**Quoted text**
'''
Sure, turning up in a kayak with a story of a long journey makes me a bit interesting, but I like to think it was more than just novelty. I like to believe it was because these kind people appreciated what I was trying to achieve and were showing support through their generosity.

Map 4: The third leg—Esperance to Adelaide,
15 August–18 October 2011

4

Esperance to Adelaide

I
got to Esperance on 11 August, exactly four months after leaving Broome, and contacted Ian Watkins, who had agreed to look after me during my stay.

Ian had just come back from Perth after competing in the Avon Descent. This race is a monster. Paddlers tackle the challenging Avon and Swan rivers in an exciting two-day time trial over 124 gruelling kilometres. The race includes serious whitewater in the upper river, with a flat-water dash for the last 30 kilometres, ensuring that just finishing the race is an achievement. In 2010 the race was particularly hard for the competitors as there wasn’t much water in the river due to the drought. Long portages were needed to get kayaks between ‘dry stretches’. Despite the conditions Ian had done well and he was enthusiastic about going back the following year, with the hope there would be more water and less walking.
'''
**Data provided**
'''
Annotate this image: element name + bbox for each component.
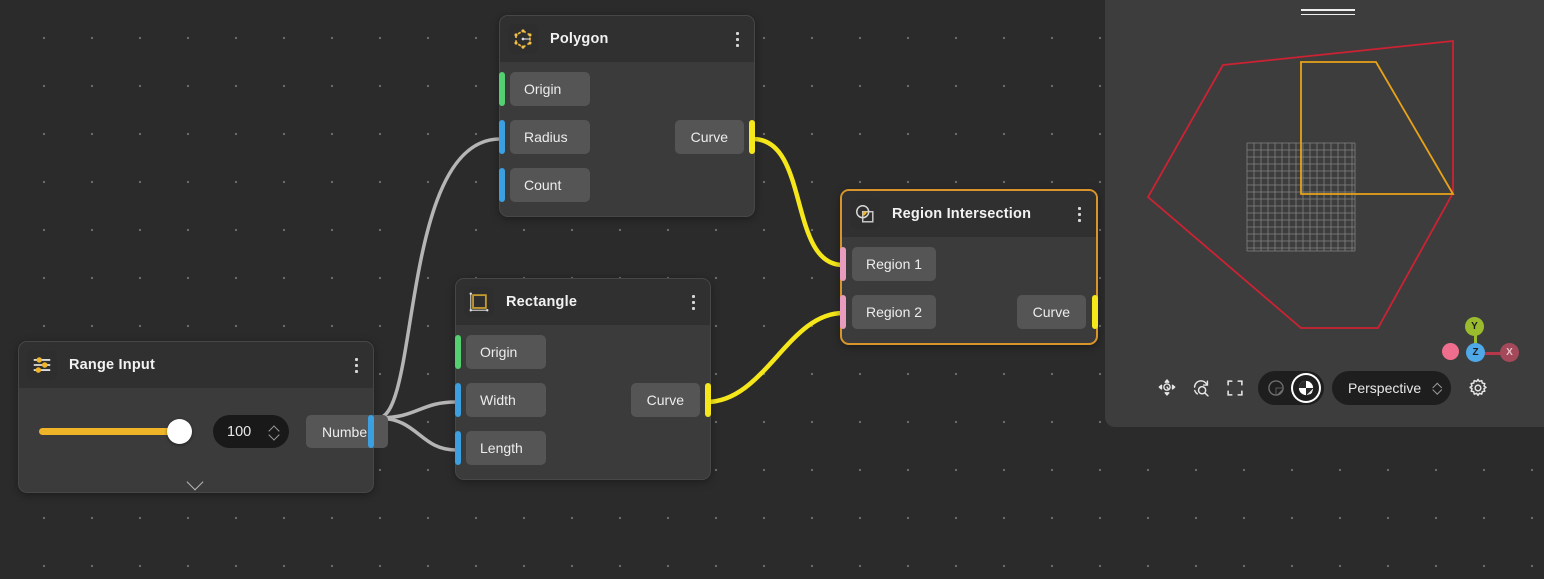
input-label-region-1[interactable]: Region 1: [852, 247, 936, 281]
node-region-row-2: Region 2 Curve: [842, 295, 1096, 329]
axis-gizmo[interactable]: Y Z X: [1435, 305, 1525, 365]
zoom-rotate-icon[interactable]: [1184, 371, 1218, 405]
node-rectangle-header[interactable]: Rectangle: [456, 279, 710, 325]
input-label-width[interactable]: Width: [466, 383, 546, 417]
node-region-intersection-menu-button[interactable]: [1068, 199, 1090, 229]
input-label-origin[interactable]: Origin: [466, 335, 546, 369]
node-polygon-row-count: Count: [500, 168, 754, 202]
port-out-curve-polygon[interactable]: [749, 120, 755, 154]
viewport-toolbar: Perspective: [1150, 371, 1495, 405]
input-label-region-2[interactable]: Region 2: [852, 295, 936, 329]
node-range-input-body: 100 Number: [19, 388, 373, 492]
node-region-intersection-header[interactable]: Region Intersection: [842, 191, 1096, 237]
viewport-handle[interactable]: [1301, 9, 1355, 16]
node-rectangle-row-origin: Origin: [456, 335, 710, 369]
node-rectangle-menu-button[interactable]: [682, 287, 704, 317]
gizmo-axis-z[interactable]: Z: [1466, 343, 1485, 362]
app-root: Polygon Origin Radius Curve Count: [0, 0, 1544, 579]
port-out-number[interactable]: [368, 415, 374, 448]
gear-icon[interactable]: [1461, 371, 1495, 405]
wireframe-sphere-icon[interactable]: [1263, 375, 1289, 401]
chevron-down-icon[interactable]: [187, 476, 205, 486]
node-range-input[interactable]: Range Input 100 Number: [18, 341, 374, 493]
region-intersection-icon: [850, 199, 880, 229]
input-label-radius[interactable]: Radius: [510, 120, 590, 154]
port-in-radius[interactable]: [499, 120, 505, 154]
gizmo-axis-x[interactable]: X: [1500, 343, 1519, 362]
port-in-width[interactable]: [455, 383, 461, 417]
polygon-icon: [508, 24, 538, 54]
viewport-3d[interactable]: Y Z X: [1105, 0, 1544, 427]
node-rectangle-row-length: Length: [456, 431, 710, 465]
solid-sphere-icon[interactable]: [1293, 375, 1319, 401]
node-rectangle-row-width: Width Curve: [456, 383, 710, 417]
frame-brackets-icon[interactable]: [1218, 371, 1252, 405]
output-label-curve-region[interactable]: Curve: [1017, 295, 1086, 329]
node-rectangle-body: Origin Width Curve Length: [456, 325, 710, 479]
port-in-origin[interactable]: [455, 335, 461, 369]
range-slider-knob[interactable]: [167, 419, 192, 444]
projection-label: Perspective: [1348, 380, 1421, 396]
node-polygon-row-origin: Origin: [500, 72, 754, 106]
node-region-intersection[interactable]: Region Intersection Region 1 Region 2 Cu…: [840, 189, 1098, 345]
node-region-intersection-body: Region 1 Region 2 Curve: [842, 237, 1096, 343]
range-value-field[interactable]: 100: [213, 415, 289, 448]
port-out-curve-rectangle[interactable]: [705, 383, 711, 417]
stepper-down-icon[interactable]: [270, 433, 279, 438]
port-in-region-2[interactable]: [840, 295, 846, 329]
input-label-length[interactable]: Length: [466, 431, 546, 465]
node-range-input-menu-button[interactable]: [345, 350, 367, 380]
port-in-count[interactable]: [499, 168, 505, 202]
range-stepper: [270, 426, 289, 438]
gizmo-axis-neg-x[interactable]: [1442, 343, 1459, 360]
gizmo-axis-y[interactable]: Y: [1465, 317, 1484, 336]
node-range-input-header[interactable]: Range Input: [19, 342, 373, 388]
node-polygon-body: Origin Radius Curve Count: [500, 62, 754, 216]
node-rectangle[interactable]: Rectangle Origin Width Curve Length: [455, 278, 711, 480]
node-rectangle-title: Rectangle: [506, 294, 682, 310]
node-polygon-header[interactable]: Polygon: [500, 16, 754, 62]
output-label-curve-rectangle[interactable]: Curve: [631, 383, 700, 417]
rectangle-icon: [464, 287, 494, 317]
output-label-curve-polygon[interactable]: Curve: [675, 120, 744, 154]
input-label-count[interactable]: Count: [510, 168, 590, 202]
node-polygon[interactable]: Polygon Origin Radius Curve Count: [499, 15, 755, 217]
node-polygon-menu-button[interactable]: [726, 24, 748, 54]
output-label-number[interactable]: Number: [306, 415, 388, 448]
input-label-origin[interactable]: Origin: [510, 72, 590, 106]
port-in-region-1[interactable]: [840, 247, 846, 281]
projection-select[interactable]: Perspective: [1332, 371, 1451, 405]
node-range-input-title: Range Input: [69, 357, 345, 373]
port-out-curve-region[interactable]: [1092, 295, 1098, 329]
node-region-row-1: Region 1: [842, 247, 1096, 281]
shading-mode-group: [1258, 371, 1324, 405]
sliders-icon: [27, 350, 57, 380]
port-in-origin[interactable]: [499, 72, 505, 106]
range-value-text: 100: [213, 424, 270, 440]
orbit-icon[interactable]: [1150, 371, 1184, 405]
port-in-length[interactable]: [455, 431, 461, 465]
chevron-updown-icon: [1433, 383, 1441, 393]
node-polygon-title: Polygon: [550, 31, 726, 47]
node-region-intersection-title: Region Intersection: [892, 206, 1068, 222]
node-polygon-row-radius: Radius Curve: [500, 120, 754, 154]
'''
'''
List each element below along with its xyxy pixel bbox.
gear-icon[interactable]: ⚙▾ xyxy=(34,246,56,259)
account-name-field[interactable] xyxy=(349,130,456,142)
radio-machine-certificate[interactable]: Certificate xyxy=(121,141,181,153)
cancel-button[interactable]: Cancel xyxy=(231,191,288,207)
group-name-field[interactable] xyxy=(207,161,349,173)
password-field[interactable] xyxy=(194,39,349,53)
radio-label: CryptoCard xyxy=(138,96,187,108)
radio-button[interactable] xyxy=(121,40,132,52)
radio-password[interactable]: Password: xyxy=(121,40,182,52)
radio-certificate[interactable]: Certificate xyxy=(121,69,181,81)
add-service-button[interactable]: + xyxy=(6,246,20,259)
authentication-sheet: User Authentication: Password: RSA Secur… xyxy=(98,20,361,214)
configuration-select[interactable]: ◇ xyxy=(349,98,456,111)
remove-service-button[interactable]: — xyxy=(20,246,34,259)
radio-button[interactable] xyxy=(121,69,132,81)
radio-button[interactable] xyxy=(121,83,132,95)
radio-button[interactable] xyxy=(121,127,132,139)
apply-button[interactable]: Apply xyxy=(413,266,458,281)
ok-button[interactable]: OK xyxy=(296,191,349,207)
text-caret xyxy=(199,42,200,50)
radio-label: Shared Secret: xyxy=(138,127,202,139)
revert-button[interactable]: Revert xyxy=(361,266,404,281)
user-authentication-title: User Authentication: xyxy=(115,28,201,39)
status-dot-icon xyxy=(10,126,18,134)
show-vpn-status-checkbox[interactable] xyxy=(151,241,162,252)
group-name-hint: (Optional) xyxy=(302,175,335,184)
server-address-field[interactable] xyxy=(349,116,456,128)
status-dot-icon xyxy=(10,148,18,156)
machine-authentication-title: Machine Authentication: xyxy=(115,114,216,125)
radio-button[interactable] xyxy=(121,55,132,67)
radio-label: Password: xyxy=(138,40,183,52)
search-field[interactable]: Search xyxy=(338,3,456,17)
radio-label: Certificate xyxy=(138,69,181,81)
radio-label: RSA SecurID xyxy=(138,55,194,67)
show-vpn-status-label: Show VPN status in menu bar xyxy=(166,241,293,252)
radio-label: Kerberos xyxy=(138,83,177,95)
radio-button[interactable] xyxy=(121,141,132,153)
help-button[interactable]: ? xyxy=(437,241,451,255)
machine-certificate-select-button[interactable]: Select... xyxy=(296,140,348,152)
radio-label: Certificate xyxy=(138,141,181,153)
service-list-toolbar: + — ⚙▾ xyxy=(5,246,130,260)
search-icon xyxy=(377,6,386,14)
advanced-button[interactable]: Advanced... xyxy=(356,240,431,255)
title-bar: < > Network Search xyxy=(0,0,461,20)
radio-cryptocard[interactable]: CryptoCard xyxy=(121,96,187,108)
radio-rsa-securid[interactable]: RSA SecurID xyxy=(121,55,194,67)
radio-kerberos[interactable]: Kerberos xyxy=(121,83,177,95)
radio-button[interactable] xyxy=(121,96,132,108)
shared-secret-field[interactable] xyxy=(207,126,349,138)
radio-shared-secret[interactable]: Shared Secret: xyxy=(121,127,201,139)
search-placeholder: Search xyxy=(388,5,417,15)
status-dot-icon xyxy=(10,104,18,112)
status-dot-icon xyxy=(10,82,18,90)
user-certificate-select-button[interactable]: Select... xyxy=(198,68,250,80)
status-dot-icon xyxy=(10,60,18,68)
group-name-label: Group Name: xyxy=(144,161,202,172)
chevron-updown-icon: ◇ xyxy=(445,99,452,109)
'''
'''
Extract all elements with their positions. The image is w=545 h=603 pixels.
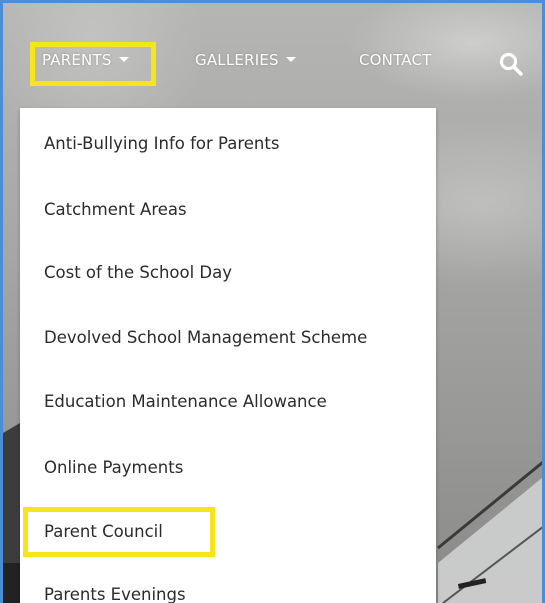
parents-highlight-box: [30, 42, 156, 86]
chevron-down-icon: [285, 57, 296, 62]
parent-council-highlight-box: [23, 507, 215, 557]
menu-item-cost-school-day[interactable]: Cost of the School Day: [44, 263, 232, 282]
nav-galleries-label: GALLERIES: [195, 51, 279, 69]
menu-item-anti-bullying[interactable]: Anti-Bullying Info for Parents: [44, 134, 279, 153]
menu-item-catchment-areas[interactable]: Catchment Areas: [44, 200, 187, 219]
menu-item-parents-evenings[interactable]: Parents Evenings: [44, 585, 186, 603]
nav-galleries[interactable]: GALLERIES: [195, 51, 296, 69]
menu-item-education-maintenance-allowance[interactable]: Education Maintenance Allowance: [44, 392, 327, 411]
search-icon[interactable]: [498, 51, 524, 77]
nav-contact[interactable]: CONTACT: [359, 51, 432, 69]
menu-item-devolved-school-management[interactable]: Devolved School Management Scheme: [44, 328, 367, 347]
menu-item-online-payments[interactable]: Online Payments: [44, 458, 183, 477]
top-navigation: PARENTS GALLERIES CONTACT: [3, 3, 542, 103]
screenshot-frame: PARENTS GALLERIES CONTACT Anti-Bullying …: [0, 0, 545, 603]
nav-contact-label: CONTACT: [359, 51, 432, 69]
'''
**Things to do**
1. List every town or city named in the kayak journey account.
2. According to the kayak journey account, why was the 2010 Avon Descent especially hard for competitors?
3. Continue the kayak journey account from its last sentence.
The material above is separate from the kayak journey account.

**The answers**
1. Esperance, Adelaide, Broome, Perth

2. There wasn't much water in the river because of the drought. Paddlers had to make long portages to carry their kayaks between dry stretches.

3.
In Perth, Ian had met up with Terry Bolland, the guru of the Avon Descent. With Terry having completed the race 21 times, Ian hoped that just by walking into his shop some of that experience would rub off and help him in the next race. Ian came away with Terry’s satellite phone for me, which probably wasn’t the sort of help Ian was hoping for, but was certainly welcome for my crossing of the Bight.

Ian was very keen to promote the trip during my stay in Esperance and I soon found myself giving interviews for the local paper and radio station. At the local radio Ian and I were taken into the studio where the show was being recorded. The DJ fired a few quick exploratory questions at me to prepare for the interview before the old song that was playing finished.

‘Are you the first to paddle around Australia?’

‘No.’

‘What is special about the trip?’

‘You mean apart from paddling around Australia?’

‘I mean, what is the
first
you are achieving?’

‘Well, I am the first to be third!’

The song finished and a very frustrated DJ had to persist with interviewing someone who was paddling around Australia but couldn’t claim a first. I had to sympathise with him—after all, who was third to climb Everest, or third to step on the moon, and who would think to interview them?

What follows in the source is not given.